» THE TASK:
Work through the listing below and count the lines that hold "Botany". Answer with the number alone.

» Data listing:
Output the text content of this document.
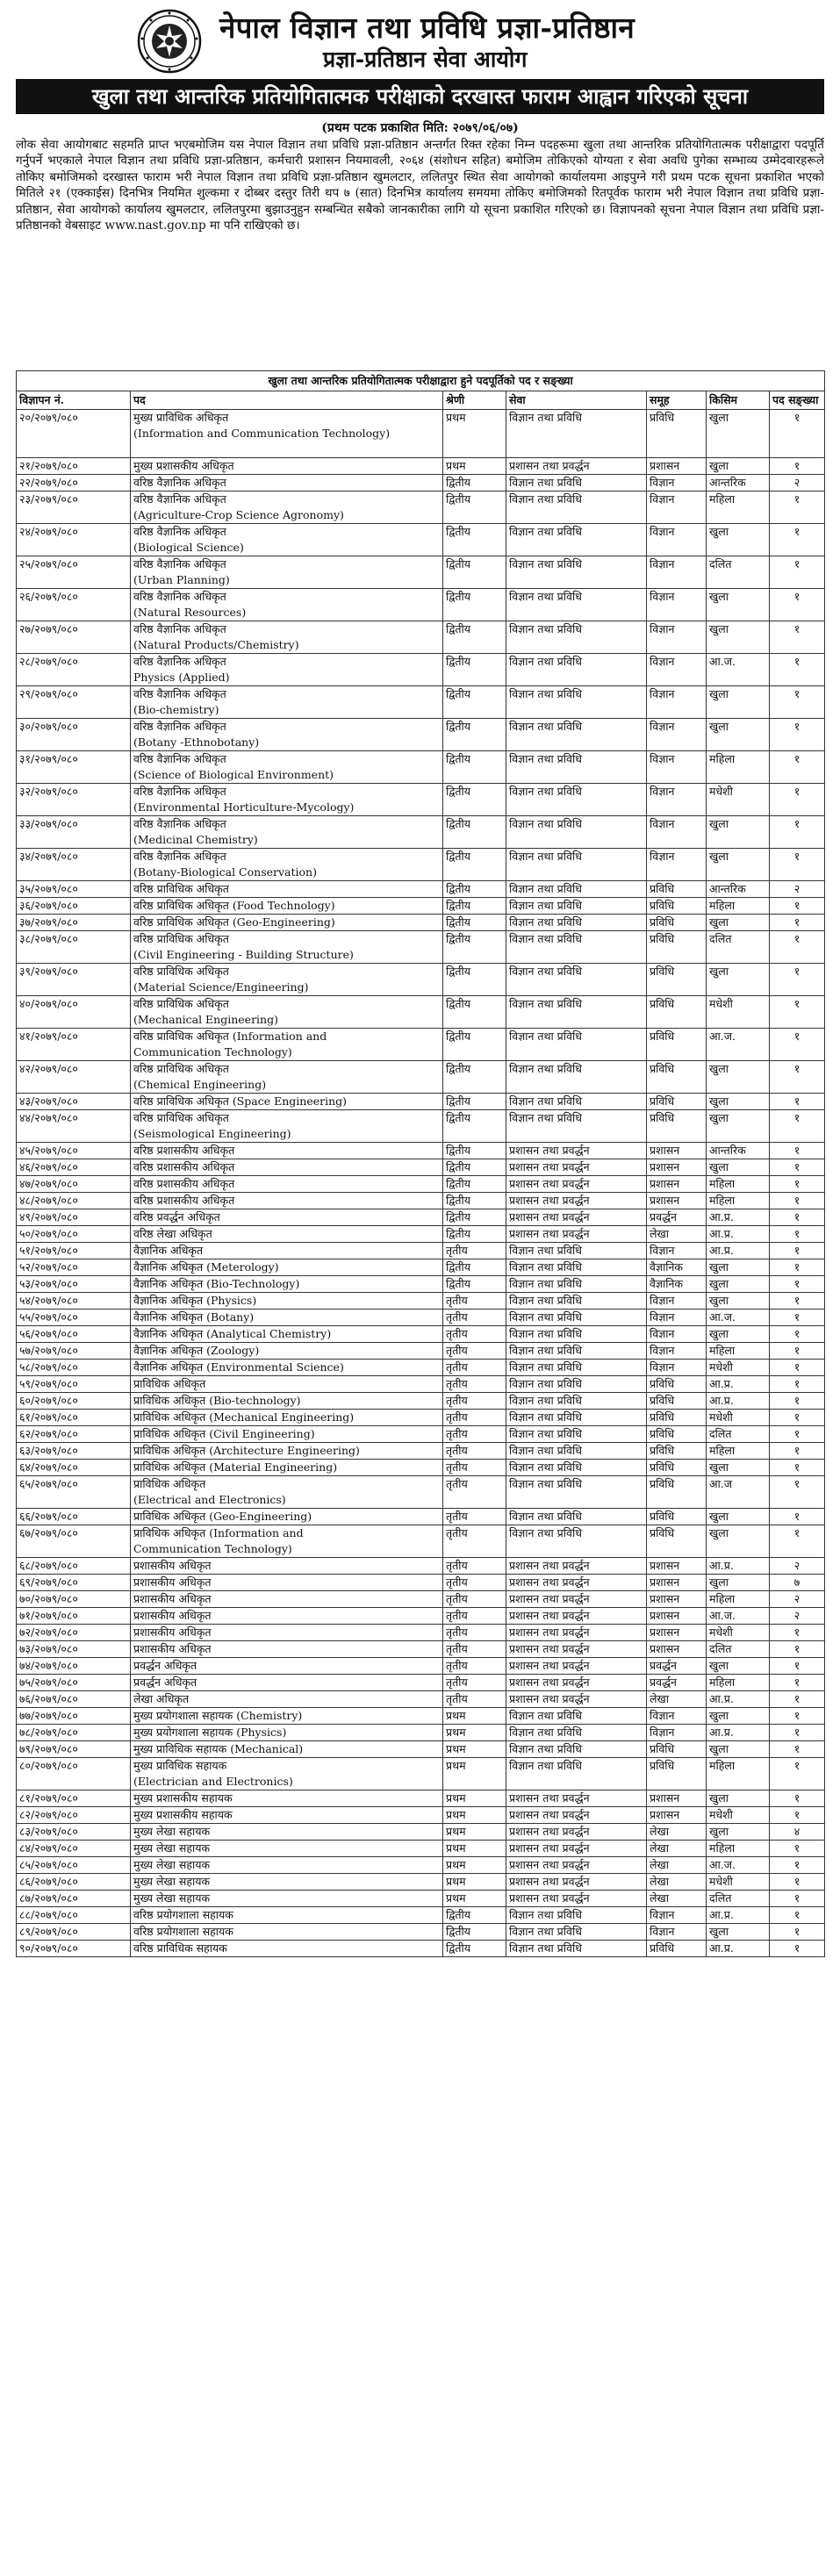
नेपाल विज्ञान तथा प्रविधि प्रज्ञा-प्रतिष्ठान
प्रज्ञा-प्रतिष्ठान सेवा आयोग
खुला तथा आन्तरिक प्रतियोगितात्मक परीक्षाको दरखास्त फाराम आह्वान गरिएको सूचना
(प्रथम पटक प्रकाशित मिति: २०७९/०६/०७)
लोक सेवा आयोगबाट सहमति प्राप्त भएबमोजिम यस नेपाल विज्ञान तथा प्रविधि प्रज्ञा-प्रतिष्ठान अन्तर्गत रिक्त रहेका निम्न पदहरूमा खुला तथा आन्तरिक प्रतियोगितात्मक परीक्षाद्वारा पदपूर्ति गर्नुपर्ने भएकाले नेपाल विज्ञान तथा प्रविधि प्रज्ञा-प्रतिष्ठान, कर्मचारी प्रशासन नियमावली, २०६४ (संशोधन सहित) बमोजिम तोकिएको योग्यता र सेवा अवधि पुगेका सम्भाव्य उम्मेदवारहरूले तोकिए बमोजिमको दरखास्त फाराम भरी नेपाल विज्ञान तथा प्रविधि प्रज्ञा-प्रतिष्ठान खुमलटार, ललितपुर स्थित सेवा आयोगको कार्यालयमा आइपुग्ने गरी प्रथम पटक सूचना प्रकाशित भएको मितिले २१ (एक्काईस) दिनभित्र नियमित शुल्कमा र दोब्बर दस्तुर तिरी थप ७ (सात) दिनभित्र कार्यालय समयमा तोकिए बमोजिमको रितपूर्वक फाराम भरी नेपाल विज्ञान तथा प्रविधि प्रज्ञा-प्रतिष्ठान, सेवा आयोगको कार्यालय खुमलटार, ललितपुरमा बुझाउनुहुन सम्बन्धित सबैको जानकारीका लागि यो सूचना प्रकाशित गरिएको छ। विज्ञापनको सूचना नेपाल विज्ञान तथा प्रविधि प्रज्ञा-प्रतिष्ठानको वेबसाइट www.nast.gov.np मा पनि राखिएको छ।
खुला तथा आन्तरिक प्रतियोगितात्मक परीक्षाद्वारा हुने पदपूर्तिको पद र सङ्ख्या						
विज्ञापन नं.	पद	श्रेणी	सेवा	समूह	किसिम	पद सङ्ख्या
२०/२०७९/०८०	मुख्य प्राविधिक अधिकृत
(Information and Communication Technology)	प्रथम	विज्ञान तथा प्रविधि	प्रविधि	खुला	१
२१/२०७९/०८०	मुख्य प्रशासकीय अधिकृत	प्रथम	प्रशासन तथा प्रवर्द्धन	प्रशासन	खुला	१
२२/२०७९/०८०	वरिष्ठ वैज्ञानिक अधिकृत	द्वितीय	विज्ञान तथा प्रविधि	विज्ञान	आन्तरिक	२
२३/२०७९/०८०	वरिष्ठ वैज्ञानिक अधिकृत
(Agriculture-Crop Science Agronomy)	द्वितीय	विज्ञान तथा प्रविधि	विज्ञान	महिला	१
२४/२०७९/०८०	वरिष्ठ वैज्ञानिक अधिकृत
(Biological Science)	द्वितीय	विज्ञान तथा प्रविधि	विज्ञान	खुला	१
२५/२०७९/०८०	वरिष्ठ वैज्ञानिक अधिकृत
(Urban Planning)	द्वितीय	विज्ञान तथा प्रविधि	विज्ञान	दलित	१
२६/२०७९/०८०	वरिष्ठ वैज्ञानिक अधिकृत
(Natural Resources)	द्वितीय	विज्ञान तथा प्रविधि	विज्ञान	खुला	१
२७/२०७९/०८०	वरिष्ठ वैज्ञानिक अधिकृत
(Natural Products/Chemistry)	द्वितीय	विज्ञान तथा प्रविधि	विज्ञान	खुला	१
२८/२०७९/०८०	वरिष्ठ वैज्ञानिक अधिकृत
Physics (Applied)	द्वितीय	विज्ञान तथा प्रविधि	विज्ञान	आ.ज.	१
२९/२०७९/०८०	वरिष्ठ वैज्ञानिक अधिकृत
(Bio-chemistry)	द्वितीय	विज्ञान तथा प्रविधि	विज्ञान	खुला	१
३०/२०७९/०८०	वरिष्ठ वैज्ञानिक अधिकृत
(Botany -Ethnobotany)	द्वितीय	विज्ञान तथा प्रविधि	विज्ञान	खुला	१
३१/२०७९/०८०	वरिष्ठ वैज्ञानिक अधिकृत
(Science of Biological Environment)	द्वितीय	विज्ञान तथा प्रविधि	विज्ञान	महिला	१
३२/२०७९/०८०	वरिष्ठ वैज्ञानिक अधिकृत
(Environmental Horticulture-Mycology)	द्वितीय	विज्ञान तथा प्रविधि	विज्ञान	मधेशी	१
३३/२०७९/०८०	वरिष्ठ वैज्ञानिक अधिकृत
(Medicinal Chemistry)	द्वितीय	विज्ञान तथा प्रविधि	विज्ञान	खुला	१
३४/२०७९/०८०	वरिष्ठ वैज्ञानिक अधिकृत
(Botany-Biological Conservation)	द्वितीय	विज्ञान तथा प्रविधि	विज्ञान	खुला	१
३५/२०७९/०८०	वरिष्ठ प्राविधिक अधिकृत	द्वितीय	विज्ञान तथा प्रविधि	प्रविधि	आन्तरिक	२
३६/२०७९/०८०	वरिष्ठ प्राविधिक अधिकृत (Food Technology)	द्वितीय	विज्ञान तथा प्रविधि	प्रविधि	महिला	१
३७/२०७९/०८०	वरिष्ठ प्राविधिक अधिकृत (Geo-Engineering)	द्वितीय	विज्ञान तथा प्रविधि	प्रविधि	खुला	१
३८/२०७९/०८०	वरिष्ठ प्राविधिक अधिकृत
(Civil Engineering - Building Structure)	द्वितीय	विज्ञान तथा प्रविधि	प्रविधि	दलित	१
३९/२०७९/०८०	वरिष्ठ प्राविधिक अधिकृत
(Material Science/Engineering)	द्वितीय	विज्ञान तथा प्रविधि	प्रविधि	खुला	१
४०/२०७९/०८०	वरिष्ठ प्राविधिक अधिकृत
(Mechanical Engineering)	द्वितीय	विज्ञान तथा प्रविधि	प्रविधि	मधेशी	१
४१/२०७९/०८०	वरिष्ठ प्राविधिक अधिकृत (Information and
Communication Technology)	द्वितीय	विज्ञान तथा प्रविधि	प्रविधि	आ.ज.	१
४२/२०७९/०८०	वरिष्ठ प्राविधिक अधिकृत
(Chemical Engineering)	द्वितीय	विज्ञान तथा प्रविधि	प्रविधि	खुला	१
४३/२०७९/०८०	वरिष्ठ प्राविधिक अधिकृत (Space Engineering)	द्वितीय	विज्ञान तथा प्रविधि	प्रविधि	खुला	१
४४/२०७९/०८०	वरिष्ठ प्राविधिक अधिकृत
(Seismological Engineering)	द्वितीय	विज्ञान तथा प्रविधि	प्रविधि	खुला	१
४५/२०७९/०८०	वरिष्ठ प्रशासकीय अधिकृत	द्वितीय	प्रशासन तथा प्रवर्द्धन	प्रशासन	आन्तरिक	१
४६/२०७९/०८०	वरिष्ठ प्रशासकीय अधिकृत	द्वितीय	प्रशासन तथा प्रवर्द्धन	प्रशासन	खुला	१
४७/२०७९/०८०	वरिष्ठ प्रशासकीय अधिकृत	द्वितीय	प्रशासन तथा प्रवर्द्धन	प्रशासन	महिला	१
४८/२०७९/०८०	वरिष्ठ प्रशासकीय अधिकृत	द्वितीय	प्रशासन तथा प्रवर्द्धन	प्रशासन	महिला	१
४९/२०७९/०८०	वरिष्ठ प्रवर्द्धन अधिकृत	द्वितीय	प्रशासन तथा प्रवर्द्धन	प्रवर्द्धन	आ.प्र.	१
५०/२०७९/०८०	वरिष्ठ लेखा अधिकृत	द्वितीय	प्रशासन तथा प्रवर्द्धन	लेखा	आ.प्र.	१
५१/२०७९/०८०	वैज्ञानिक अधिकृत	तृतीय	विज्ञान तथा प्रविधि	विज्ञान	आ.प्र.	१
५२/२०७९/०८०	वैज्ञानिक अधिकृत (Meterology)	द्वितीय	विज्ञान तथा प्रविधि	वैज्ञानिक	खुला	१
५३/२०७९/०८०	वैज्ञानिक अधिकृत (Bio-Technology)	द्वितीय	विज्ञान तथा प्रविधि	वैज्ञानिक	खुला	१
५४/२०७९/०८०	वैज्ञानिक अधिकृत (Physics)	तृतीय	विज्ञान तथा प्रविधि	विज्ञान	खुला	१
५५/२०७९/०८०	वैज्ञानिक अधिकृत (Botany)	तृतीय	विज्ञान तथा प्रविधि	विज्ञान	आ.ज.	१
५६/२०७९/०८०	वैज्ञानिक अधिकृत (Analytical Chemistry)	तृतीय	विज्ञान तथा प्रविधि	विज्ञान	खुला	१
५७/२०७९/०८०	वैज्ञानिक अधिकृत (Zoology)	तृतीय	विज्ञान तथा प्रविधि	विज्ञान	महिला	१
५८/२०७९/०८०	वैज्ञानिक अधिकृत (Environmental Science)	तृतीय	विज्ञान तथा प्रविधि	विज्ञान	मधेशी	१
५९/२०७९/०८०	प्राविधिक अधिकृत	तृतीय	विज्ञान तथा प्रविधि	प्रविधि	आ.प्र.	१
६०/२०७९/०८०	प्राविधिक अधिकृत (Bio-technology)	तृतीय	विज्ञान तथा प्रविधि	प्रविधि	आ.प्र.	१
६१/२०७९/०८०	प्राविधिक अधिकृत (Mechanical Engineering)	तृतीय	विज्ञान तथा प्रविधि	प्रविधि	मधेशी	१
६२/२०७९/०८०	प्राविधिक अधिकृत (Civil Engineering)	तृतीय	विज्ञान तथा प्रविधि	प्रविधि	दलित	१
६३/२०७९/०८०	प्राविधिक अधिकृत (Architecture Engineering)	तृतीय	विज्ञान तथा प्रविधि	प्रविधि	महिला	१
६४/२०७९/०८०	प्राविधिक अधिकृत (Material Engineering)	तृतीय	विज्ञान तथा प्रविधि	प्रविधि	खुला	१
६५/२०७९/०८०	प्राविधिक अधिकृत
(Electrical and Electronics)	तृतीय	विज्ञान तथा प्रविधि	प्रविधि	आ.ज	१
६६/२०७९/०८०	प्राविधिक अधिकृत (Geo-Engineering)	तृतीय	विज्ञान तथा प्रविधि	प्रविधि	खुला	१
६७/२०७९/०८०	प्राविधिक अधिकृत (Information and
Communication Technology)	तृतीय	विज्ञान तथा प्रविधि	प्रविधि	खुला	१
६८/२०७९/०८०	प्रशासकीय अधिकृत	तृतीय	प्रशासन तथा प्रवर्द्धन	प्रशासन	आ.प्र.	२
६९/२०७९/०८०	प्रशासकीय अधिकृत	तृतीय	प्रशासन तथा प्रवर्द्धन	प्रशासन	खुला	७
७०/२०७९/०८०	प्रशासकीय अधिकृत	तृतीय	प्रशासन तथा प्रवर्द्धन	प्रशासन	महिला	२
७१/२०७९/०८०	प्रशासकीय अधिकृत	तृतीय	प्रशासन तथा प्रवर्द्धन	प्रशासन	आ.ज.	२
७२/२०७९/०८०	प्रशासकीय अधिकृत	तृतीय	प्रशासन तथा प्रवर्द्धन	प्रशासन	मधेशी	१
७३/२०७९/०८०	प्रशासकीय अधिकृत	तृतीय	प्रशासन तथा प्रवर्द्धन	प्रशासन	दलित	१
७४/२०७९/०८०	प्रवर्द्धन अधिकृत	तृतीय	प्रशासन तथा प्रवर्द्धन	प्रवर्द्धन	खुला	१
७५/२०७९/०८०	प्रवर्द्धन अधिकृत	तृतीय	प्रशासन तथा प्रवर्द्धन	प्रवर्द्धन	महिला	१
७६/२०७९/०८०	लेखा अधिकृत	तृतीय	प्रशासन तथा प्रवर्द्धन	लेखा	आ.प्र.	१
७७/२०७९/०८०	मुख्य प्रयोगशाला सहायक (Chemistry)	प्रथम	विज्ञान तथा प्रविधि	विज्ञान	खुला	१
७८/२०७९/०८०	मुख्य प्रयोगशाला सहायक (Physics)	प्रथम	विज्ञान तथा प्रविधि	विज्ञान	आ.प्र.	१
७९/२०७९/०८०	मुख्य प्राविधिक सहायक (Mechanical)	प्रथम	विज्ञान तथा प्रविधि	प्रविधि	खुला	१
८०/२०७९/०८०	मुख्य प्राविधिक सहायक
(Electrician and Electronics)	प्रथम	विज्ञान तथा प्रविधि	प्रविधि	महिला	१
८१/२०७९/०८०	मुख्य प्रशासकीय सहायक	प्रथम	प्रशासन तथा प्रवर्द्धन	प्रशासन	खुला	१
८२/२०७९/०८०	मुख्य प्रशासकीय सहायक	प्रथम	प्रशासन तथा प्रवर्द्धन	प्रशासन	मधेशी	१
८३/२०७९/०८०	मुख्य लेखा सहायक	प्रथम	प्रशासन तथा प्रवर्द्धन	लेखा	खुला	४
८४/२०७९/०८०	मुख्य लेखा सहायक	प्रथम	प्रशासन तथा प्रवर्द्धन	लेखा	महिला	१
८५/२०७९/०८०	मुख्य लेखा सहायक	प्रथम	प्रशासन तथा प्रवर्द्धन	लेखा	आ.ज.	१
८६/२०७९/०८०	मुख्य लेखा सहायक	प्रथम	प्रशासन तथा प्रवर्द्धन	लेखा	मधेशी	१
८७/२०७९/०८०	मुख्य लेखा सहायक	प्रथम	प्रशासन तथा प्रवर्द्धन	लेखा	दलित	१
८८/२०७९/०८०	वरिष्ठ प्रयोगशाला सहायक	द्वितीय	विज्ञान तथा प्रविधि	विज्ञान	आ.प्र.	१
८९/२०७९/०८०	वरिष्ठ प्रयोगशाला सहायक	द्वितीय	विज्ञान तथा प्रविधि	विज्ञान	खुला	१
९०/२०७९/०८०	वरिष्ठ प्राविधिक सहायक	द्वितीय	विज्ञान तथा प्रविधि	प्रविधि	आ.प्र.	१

» EXERCISE OUTPUT:
3